Filter the entries, keeping every line with the word "measuring".

** BEGIN DATA ROWS **

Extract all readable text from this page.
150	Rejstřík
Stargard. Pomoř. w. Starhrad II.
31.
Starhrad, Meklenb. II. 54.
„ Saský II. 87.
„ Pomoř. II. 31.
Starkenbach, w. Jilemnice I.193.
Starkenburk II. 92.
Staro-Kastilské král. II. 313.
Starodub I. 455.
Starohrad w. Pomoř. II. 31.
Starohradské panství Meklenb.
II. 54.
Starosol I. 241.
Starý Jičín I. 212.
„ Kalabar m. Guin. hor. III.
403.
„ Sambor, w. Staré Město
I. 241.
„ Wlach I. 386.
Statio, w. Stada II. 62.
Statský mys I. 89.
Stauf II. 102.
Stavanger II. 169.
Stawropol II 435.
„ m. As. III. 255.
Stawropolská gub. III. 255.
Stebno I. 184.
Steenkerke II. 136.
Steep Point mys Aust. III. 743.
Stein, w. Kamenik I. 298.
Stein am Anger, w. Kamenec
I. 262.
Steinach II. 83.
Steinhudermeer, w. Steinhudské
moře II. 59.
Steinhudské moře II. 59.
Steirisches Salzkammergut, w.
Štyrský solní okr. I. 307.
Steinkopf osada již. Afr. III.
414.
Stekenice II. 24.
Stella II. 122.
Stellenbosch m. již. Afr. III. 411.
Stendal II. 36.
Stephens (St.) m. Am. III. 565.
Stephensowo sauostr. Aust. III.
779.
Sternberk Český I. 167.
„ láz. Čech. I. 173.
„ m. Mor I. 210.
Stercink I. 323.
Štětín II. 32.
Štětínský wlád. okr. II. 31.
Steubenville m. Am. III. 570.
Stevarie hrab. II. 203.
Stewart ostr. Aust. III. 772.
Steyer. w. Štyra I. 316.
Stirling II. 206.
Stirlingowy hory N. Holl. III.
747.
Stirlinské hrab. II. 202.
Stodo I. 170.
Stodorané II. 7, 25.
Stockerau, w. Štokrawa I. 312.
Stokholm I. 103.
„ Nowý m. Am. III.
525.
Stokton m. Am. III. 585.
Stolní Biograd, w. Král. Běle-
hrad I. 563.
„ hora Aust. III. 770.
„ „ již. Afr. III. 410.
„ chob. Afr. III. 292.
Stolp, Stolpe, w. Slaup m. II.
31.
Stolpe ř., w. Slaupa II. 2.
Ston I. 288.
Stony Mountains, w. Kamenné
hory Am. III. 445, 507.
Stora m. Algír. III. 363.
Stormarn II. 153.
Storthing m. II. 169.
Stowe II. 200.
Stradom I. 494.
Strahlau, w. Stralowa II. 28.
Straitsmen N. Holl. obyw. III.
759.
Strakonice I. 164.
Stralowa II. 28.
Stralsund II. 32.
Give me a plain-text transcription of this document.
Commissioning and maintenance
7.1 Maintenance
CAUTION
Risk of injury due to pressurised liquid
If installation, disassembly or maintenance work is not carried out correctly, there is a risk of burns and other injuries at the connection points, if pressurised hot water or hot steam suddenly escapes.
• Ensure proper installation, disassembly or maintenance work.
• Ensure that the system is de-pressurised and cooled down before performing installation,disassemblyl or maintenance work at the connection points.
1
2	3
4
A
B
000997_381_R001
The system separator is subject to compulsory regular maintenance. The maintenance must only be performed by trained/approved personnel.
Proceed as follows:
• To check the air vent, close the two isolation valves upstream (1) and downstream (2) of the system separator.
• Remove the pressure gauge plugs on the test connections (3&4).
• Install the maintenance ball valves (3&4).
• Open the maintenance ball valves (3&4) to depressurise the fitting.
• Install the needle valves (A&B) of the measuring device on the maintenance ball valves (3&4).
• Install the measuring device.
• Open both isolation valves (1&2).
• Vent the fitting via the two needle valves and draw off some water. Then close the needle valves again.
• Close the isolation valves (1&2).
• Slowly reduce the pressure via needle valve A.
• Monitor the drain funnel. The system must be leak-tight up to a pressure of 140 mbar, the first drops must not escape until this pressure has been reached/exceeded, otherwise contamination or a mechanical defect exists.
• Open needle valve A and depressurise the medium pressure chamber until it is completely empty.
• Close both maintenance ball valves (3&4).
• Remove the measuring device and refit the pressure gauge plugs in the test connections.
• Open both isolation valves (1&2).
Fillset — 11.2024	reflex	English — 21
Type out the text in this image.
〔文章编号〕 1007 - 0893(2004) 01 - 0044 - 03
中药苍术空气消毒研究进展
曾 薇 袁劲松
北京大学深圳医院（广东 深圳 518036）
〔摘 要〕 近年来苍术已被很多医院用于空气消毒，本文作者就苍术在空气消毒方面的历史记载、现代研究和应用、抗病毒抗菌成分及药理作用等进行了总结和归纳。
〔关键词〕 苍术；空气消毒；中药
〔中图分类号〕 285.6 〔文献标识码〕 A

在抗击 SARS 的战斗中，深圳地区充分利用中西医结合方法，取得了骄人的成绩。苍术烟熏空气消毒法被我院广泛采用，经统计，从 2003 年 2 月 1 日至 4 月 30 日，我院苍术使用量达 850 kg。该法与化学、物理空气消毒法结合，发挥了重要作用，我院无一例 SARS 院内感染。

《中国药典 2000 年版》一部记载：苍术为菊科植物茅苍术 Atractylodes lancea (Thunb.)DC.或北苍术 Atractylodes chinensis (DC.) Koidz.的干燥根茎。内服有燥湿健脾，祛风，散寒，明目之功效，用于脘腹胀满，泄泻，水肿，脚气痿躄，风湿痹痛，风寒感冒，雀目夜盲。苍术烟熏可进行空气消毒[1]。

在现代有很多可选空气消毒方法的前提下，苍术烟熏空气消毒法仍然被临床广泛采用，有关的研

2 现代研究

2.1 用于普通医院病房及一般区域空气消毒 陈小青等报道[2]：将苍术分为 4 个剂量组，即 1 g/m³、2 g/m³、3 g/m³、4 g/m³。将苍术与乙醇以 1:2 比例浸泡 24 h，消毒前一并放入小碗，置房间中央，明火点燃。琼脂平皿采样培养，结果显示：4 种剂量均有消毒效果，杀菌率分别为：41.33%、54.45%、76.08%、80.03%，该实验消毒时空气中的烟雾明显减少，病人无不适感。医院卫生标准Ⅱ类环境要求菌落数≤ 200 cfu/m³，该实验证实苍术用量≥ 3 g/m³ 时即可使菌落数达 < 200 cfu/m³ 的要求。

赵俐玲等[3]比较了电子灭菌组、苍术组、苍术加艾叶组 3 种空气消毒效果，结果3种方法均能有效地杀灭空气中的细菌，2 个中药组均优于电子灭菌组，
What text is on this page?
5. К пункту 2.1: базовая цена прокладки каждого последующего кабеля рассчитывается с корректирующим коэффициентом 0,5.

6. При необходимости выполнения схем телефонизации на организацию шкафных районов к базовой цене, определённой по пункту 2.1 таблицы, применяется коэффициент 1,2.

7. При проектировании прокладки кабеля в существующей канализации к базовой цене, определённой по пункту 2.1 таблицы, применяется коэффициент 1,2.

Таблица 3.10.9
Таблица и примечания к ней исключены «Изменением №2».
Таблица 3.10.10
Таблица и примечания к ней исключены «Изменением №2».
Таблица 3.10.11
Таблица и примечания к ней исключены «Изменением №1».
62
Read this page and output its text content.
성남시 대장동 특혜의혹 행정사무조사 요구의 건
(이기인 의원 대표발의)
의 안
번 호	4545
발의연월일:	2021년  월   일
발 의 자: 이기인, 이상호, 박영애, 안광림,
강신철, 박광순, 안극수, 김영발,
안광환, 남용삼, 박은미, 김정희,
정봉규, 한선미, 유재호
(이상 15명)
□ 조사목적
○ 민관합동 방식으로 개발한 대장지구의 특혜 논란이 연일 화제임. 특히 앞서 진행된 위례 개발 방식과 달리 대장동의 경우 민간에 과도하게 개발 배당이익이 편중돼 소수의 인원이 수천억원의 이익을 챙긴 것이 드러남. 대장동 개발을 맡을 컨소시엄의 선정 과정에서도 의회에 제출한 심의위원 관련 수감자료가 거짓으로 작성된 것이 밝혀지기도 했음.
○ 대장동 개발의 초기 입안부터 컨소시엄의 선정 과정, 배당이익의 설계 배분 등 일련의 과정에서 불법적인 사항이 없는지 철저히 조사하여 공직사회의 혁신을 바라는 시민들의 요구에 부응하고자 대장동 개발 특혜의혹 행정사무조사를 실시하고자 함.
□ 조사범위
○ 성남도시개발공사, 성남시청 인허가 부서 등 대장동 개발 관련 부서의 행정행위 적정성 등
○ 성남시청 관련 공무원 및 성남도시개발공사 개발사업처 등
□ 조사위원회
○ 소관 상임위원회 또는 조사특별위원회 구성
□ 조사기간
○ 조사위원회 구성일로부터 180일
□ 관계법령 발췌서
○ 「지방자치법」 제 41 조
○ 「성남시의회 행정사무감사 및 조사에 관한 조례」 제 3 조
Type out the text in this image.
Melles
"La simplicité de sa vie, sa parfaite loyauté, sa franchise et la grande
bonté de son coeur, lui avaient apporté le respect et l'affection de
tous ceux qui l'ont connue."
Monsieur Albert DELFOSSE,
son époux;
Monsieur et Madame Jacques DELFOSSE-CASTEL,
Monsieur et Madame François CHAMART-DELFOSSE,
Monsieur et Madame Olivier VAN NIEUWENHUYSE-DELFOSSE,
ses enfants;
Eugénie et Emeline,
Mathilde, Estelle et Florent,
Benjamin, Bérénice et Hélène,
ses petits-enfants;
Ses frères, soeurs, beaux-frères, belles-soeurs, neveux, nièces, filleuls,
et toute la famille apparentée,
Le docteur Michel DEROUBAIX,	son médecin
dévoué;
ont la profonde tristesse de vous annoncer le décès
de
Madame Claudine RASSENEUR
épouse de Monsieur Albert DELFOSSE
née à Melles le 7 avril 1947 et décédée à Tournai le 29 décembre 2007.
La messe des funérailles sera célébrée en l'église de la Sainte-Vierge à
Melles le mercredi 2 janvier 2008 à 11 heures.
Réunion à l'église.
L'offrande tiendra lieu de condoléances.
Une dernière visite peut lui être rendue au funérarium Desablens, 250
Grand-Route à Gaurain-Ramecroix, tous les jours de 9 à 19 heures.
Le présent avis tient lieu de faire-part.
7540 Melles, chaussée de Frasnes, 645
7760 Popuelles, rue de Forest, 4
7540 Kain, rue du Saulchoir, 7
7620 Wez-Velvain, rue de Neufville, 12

** END DATA ROWS **

-- SOLUTION TO THIS PROBLEM --
• Install the needle valves (A&B) of the measuring device on the maintenance ball valves (3&4).
• Install the measuring device.
• Remove the measuring device and refit the pressure gauge plugs in the test connections.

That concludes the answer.